§ Exercise requirements:
Gather from the material every line that contains the string "cloud".

§ Records for the task:
━━━━━━━━━━━━━━━━

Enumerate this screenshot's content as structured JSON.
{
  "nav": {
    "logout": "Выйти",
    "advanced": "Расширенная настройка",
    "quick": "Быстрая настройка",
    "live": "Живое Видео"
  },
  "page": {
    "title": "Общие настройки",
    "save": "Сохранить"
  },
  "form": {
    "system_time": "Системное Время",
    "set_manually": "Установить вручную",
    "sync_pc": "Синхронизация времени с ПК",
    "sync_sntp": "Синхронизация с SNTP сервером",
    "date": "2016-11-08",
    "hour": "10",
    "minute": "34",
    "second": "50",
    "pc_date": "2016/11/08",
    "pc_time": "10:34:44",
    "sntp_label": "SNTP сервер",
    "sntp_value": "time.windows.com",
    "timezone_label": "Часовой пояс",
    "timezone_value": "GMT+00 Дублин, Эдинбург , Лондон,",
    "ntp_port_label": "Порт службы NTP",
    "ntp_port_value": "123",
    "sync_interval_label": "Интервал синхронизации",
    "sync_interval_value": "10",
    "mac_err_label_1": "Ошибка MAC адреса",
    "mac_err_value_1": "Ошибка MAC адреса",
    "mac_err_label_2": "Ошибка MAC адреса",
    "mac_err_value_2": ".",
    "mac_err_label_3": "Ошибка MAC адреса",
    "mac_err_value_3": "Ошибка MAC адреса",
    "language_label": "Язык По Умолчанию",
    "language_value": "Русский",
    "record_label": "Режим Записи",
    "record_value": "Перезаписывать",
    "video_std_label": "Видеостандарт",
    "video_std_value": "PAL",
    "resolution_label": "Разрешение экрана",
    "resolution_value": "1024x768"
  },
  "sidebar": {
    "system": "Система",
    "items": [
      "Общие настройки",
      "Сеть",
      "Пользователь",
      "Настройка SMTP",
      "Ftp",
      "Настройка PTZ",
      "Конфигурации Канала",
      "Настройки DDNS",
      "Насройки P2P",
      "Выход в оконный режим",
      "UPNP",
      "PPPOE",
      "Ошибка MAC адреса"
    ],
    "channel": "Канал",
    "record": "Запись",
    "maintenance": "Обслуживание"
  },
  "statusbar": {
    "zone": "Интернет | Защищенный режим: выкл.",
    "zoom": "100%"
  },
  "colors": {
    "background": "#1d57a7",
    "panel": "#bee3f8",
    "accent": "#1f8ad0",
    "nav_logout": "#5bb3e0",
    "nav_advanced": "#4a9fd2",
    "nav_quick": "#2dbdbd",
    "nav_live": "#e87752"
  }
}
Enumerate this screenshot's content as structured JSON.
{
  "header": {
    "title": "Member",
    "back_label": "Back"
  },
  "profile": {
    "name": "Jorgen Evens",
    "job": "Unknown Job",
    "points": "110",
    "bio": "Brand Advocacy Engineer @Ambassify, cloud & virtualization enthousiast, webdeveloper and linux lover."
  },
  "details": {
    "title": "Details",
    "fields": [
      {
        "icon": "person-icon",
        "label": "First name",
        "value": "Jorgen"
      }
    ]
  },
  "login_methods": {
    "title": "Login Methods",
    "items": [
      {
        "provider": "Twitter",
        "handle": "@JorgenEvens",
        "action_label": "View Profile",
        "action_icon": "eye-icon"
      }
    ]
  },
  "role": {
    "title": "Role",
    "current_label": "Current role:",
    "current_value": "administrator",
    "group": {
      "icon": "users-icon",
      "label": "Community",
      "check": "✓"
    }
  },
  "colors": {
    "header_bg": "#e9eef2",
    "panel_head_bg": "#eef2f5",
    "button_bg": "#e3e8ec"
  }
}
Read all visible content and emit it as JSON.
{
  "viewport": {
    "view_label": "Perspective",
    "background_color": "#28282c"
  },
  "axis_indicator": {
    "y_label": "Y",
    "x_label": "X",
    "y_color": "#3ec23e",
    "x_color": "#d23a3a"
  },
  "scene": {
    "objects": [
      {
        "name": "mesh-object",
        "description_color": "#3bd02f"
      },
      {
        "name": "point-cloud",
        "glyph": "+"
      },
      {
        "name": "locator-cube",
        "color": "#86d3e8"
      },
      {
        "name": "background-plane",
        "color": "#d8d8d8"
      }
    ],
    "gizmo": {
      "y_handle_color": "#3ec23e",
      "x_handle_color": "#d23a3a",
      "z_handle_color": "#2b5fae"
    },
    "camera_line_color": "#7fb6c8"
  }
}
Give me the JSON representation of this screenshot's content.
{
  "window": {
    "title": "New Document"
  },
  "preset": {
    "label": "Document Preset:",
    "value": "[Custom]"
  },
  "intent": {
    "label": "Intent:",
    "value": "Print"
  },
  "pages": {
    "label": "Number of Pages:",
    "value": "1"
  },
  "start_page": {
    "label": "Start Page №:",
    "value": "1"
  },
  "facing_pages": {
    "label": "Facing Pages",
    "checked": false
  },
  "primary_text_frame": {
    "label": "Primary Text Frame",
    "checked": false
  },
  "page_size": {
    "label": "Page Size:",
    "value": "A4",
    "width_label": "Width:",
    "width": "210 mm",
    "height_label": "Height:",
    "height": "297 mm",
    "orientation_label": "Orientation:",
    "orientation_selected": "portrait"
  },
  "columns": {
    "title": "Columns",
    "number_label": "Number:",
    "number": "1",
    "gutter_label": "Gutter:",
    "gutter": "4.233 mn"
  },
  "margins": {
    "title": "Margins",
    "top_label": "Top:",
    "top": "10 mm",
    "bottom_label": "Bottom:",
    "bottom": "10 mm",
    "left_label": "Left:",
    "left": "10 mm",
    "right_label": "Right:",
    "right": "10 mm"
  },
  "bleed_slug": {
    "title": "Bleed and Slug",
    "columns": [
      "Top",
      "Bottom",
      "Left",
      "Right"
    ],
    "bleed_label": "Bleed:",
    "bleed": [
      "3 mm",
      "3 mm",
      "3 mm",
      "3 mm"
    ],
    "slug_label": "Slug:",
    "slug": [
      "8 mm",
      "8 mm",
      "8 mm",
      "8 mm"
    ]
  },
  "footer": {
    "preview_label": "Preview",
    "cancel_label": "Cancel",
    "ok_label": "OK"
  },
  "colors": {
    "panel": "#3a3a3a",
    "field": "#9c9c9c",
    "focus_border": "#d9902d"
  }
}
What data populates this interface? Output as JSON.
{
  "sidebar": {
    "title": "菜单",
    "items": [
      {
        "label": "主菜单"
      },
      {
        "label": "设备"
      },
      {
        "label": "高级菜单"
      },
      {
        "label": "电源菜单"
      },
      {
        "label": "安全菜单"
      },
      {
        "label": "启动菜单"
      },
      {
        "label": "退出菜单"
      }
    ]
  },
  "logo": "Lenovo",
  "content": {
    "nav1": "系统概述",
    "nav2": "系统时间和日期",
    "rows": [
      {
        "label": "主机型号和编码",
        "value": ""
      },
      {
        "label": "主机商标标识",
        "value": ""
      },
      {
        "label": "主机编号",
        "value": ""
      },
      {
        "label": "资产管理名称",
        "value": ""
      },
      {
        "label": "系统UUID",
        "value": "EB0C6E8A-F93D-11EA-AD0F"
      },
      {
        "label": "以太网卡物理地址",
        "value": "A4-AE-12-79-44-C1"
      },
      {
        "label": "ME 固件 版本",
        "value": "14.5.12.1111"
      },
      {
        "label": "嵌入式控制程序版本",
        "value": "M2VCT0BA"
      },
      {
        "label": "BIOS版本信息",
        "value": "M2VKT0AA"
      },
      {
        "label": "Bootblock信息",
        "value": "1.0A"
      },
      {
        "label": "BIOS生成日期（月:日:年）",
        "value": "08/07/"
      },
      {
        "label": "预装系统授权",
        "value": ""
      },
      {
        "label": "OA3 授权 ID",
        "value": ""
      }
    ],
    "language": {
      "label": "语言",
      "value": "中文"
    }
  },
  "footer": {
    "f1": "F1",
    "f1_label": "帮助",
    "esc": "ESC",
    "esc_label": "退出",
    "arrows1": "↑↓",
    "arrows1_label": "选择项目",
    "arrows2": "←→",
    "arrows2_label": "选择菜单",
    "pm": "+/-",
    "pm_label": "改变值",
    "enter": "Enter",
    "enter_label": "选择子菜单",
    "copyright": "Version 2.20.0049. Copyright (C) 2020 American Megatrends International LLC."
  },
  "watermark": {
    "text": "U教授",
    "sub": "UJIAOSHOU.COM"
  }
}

━━━━━━━━━━━━━━━━

§ Expected answer:
    "bio": "Brand Advocacy Engineer @Ambassify, cloud & virtualization enthousiast, webdeveloper and linux lover."
        "name": "point-cloud",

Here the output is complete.